Excerpted data
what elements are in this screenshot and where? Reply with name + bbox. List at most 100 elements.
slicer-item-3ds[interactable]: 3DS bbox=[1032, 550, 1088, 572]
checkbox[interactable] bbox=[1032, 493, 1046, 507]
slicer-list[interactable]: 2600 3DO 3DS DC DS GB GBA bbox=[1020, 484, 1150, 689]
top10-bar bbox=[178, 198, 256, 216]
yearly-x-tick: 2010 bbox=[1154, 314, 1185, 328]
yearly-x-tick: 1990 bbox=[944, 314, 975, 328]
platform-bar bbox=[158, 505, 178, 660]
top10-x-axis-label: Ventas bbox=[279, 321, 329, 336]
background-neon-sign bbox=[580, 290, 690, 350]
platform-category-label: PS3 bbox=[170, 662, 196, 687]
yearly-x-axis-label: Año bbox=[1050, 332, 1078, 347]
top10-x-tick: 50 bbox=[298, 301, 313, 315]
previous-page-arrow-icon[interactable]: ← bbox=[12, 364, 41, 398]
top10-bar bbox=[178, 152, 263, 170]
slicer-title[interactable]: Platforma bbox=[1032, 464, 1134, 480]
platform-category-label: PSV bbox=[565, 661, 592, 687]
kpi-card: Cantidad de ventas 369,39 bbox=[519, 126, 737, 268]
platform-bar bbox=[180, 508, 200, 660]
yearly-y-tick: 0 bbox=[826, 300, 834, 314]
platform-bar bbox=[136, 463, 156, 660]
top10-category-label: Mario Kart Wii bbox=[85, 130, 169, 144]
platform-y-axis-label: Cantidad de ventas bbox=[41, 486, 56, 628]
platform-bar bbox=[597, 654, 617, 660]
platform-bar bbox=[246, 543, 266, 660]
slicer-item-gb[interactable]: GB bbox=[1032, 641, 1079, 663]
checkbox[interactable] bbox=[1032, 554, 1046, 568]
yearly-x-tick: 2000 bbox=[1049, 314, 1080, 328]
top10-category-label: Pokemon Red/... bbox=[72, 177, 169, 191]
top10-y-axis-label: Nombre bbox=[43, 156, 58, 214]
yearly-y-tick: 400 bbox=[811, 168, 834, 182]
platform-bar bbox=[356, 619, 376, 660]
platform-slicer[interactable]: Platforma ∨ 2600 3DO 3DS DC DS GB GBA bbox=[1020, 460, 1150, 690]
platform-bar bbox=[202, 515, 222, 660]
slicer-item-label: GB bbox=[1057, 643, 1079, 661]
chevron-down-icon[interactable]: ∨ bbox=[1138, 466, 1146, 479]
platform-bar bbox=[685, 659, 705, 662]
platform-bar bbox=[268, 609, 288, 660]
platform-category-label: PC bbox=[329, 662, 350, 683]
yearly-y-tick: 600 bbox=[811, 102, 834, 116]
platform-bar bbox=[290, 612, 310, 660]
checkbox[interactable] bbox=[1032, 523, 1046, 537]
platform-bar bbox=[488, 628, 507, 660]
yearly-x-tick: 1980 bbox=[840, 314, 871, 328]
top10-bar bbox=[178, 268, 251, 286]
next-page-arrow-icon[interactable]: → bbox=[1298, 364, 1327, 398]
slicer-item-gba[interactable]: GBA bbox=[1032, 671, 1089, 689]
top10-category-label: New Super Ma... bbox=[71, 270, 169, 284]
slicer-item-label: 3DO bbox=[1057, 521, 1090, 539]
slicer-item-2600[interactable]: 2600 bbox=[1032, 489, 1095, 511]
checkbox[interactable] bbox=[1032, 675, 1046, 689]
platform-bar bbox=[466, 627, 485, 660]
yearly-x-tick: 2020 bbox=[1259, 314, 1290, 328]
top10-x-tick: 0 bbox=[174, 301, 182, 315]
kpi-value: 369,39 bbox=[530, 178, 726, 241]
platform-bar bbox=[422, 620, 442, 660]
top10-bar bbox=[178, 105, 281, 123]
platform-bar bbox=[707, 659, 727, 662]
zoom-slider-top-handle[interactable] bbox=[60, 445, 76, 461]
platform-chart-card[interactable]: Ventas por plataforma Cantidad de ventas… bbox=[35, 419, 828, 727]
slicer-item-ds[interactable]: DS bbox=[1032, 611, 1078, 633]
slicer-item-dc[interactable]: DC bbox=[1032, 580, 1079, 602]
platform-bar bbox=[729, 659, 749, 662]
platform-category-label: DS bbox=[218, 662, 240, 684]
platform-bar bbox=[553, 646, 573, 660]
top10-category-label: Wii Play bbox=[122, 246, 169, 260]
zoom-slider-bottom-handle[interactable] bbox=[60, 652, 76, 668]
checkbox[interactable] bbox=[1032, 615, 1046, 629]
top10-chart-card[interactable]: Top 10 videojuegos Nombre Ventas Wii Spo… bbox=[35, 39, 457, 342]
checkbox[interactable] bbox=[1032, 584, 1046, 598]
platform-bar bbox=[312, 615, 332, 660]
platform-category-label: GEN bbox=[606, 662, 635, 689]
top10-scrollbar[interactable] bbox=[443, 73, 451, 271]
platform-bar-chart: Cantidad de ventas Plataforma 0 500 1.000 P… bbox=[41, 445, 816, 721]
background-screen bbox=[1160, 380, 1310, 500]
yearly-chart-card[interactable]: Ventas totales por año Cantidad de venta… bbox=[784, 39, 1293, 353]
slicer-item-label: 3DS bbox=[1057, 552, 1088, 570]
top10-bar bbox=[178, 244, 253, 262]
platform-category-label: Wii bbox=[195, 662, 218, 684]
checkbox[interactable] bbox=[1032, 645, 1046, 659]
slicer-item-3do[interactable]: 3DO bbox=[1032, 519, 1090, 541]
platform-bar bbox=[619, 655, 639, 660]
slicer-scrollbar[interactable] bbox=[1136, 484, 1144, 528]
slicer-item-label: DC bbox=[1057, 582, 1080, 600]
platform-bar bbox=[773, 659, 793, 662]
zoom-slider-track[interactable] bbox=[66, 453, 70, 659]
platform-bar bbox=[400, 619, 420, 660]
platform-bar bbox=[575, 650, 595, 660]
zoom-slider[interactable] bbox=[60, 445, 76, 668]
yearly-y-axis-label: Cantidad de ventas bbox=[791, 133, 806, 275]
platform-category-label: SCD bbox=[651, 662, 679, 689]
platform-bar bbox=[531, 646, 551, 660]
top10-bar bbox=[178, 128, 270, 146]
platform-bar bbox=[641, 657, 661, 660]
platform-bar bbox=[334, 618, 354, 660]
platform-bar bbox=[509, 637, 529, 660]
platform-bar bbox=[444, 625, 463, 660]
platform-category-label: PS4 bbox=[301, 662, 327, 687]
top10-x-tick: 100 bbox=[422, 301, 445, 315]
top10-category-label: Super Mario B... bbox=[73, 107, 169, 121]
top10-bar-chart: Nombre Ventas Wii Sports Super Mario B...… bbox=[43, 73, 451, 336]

What the task requires
Turn the data above into a numbered list with one line per item, leaving out any blank lines.

Written response
1. what elements are in this screenshot and where? Reply with name + bbox. List at most 100 elements.
2. slicer-item-3ds[interactable]: 3DS bbox=[1032, 550, 1088, 572]
3. checkbox[interactable] bbox=[1032, 493, 1046, 507]
4. slicer-list[interactable]: 2600 3DO 3DS DC DS GB GBA bbox=[1020, 484, 1150, 689]
5. top10-bar bbox=[178, 198, 256, 216]
6. yearly-x-tick: 2010 bbox=[1154, 314, 1185, 328]
7. yearly-x-tick: 1990 bbox=[944, 314, 975, 328]
8. platform-bar bbox=[158, 505, 178, 660]
9. top10-x-axis-label: Ventas bbox=[279, 321, 329, 336]
10. background-neon-sign bbox=[580, 290, 690, 350]
11. platform-category-label: PS3 bbox=[170, 662, 196, 687]
12. yearly-x-axis-label: Año bbox=[1050, 332, 1078, 347]
13. top10-x-tick: 50 bbox=[298, 301, 313, 315]
14. previous-page-arrow-icon[interactable]: ← bbox=[12, 364, 41, 398]
15. top10-bar bbox=[178, 152, 263, 170]
16. slicer-title[interactable]: Platforma bbox=[1032, 464, 1134, 480]
17. platform-category-label: PSV bbox=[565, 661, 592, 687]
18. kpi-card: Cantidad de ventas 369,39 bbox=[519, 126, 737, 268]
19. platform-bar bbox=[180, 508, 200, 660]
20. yearly-y-tick: 0 bbox=[826, 300, 834, 314]
21. platform-bar bbox=[136, 463, 156, 660]
22. top10-category-label: Mario Kart Wii bbox=[85, 130, 169, 144]
23. platform-y-axis-label: Cantidad de ventas bbox=[41, 486, 56, 628]
24. platform-bar bbox=[597, 654, 617, 660]
25. platform-bar bbox=[246, 543, 266, 660]
26. slicer-item-gb[interactable]: GB bbox=[1032, 641, 1079, 663]
27. checkbox[interactable] bbox=[1032, 554, 1046, 568]
28. yearly-x-tick: 2000 bbox=[1049, 314, 1080, 328]
29. top10-category-label: Pokemon Red/... bbox=[72, 177, 169, 191]
30. top10-y-axis-label: Nombre bbox=[43, 156, 58, 214]
31. yearly-y-tick: 400 bbox=[811, 168, 834, 182]
32. platform-bar bbox=[356, 619, 376, 660]
33. platform-slicer[interactable]: Platforma ∨ 2600 3DO 3DS DC DS GB GBA bbox=[1020, 460, 1150, 690]
34. platform-bar bbox=[202, 515, 222, 660]
35. slicer-item-label: GB bbox=[1057, 643, 1079, 661]
36. chevron-down-icon[interactable]: ∨ bbox=[1138, 466, 1146, 479]
37. platform-bar bbox=[685, 659, 705, 662]
38. platform-bar bbox=[268, 609, 288, 660]
39. platform-category-label: PC bbox=[329, 662, 350, 683]
40. yearly-y-tick: 600 bbox=[811, 102, 834, 116]
41. platform-bar bbox=[290, 612, 310, 660]
42. checkbox[interactable] bbox=[1032, 523, 1046, 537]
43. platform-bar bbox=[488, 628, 507, 660]
44. yearly-x-tick: 1980 bbox=[840, 314, 871, 328]
45. top10-bar bbox=[178, 268, 251, 286]
46. next-page-arrow-icon[interactable]: → bbox=[1298, 364, 1327, 398]
47. slicer-item-gba[interactable]: GBA bbox=[1032, 671, 1089, 689]
48. top10-category-label: New Super Ma... bbox=[71, 270, 169, 284]
49. slicer-item-label: 3DO bbox=[1057, 521, 1090, 539]
50. slicer-item-2600[interactable]: 2600 bbox=[1032, 489, 1095, 511]
51. checkbox[interactable] bbox=[1032, 675, 1046, 689]
52. platform-bar bbox=[466, 627, 485, 660]
53. yearly-x-tick: 2020 bbox=[1259, 314, 1290, 328]
54. top10-x-tick: 0 bbox=[174, 301, 182, 315]
55. kpi-value: 369,39 bbox=[530, 178, 726, 241]
56. platform-bar bbox=[422, 620, 442, 660]
57. top10-bar bbox=[178, 105, 281, 123]
58. platform-bar bbox=[707, 659, 727, 662]
59. zoom-slider-top-handle[interactable] bbox=[60, 445, 76, 461]
60. platform-chart-card[interactable]: Ventas por plataforma Cantidad de ventas… bbox=[35, 419, 828, 727]
61. slicer-item-ds[interactable]: DS bbox=[1032, 611, 1078, 633]
62. slicer-item-dc[interactable]: DC bbox=[1032, 580, 1079, 602]
63. platform-bar bbox=[729, 659, 749, 662]
64. platform-category-label: DS bbox=[218, 662, 240, 684]
65. platform-bar bbox=[553, 646, 573, 660]
66. top10-category-label: Wii Play bbox=[122, 246, 169, 260]
67. zoom-slider-bottom-handle[interactable] bbox=[60, 652, 76, 668]
68. checkbox[interactable] bbox=[1032, 615, 1046, 629]
69. top10-chart-card[interactable]: Top 10 videojuegos Nombre Ventas Wii Spo… bbox=[35, 39, 457, 342]
70. checkbox[interactable] bbox=[1032, 584, 1046, 598]
71. platform-bar bbox=[312, 615, 332, 660]
72. platform-category-label: GEN bbox=[606, 662, 635, 689]
73. top10-scrollbar[interactable] bbox=[443, 73, 451, 271]
74. platform-bar-chart: Cantidad de ventas Plataforma 0 500 1.000 P… bbox=[41, 445, 816, 721]
75. background-screen bbox=[1160, 380, 1310, 500]
76. yearly-chart-card[interactable]: Ventas totales por año Cantidad de venta… bbox=[784, 39, 1293, 353]
77. slicer-item-label: 3DS bbox=[1057, 552, 1088, 570]
78. top10-bar bbox=[178, 244, 253, 262]
79. platform-category-label: Wii bbox=[195, 662, 218, 684]
80. checkbox[interactable] bbox=[1032, 645, 1046, 659]
81. slicer-item-3do[interactable]: 3DO bbox=[1032, 519, 1090, 541]
82. platform-bar bbox=[619, 655, 639, 660]
83. slicer-scrollbar[interactable] bbox=[1136, 484, 1144, 528]
84. slicer-item-label: DC bbox=[1057, 582, 1080, 600]
85. platform-bar bbox=[773, 659, 793, 662]
86. zoom-slider-track[interactable] bbox=[66, 453, 70, 659]
87. platform-bar bbox=[400, 619, 420, 660]
88. platform-bar bbox=[575, 650, 595, 660]
89. zoom-slider[interactable] bbox=[60, 445, 76, 668]
90. yearly-y-axis-label: Cantidad de ventas bbox=[791, 133, 806, 275]
91. platform-category-label: SCD bbox=[651, 662, 679, 689]
92. platform-bar bbox=[531, 646, 551, 660]
93. top10-bar bbox=[178, 128, 270, 146]
94. platform-bar bbox=[641, 657, 661, 660]
95. platform-bar bbox=[334, 618, 354, 660]
96. platform-bar bbox=[509, 637, 529, 660]
97. platform-bar bbox=[444, 625, 463, 660]
98. platform-category-label: PS4 bbox=[301, 662, 327, 687]
99. top10-x-tick: 100 bbox=[422, 301, 445, 315]
100. top10-category-label: Super Mario B... bbox=[73, 107, 169, 121]
101. top10-bar-chart: Nombre Ventas Wii Sports Super Mario B...… bbox=[43, 73, 451, 336]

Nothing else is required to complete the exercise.